**Objective**: Each line of the listing that contains the word "value" is to be copied.
------ Given records
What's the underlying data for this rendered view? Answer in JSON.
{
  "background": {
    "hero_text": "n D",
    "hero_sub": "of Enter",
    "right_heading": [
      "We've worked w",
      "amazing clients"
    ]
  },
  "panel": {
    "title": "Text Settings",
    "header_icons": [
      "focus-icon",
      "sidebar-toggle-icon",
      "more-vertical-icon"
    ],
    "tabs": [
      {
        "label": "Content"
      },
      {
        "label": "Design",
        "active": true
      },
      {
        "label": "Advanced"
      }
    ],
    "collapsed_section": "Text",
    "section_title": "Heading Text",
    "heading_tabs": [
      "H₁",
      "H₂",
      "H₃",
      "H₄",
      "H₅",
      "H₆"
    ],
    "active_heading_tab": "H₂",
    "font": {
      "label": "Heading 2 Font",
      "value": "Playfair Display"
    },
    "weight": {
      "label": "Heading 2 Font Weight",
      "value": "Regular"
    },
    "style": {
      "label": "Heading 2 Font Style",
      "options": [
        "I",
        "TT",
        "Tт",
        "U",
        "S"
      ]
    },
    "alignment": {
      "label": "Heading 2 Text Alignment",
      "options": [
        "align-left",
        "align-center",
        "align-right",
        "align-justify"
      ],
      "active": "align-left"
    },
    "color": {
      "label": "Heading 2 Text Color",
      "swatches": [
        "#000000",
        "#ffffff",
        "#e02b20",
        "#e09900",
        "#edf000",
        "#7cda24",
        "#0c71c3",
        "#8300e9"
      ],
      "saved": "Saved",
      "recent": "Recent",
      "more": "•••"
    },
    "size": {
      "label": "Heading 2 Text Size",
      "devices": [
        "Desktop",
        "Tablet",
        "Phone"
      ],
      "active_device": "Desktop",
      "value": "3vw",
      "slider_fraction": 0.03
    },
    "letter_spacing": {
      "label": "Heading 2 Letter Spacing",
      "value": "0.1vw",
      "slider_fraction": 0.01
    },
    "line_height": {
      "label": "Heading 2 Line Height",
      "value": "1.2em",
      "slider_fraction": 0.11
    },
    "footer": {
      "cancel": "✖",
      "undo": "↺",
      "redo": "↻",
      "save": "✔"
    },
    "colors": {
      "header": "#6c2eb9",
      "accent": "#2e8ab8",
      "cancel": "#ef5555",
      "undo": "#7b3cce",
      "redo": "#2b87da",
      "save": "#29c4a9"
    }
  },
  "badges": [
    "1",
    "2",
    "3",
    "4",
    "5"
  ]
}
------------
------ Given records
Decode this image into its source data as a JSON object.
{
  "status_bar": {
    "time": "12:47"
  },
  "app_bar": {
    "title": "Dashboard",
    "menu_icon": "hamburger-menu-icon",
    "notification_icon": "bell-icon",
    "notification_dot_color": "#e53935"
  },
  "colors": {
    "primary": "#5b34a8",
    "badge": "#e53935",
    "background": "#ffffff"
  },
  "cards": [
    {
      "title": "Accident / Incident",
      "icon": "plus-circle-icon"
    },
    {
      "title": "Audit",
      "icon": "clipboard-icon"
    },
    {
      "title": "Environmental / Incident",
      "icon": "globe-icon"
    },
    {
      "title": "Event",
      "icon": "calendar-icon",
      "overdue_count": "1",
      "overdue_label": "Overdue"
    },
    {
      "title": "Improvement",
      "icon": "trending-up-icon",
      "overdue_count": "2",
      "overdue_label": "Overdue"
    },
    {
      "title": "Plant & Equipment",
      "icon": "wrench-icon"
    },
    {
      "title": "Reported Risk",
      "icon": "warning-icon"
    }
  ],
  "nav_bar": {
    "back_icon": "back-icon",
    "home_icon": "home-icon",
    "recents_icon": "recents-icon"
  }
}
------------
**Full response**:
      "value": "Playfair Display"
      "value": "Regular"
      "value": "3vw",
      "value": "0.1vw",
      "value": "1.2em",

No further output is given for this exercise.